Data entries
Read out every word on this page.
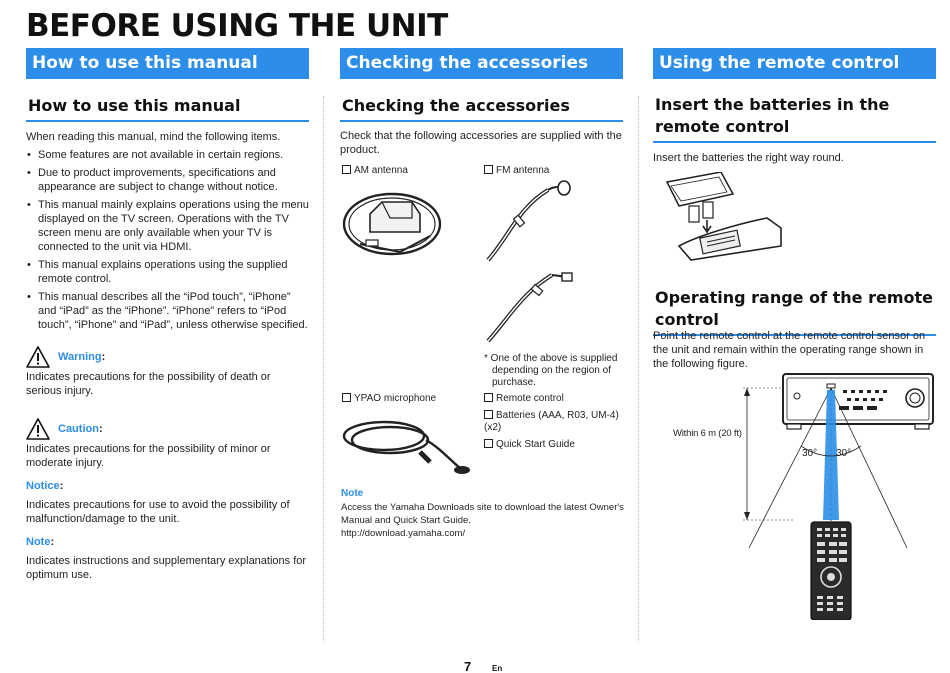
BEFORE USING THE UNIT
How to use this manual
How to use this manual
When reading this manual, mind the following items.
• Some features are not available in certain regions.
• Due to product improvements, specifications and appearance are subject to change without notice.
• This manual mainly explains operations using the menu displayed on the TV screen. Operations with the TV screen menu are only available when your TV is connected to the unit via HDMI.
• This manual explains operations using the supplied remote control.
• This manual describes all the “iPod touch”, “iPhone” and “iPad” as the “iPhone”. “iPhone” refers to “iPod touch”, “iPhone” and “iPad”, unless otherwise specified.
Warning :
Indicates precautions for the possibility of death or serious injury.
Caution :
Indicates precautions for the possibility of minor or moderate injury.
Notice:
Indicates precautions for use to avoid the possibility of malfunction/damage to the unit.
Note:
Indicates instructions and supplementary explanations for optimum use.
Checking the accessories
Checking the accessories
Check that the following accessories are supplied with the product.
AM antenna	FM antenna
* One of the above is supplied depending on the region of purchase.
YPAO microphone	Remote control
Batteries (AAA, R03, UM-4) (x2)
Quick Start Guide
Note
Access the Yamaha Downloads site to download the latest Owner's Manual and Quick Start Guide.
http://download.yamaha.com/
Using the remote control
Insert the batteries in the remote control
Insert the batteries the right way round.
Operating range of the remote control
Point the remote control at the remote control sensor on the unit and remain within the operating range shown in the following figure.
Within 6 m (20 ft)
30° 30°
7	En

[Instruction]:
Return each line among the entries that holds the word "injury".

[Expected output]:
Indicates precautions for the possibility of death or serious injury.
Indicates precautions for the possibility of minor or moderate injury.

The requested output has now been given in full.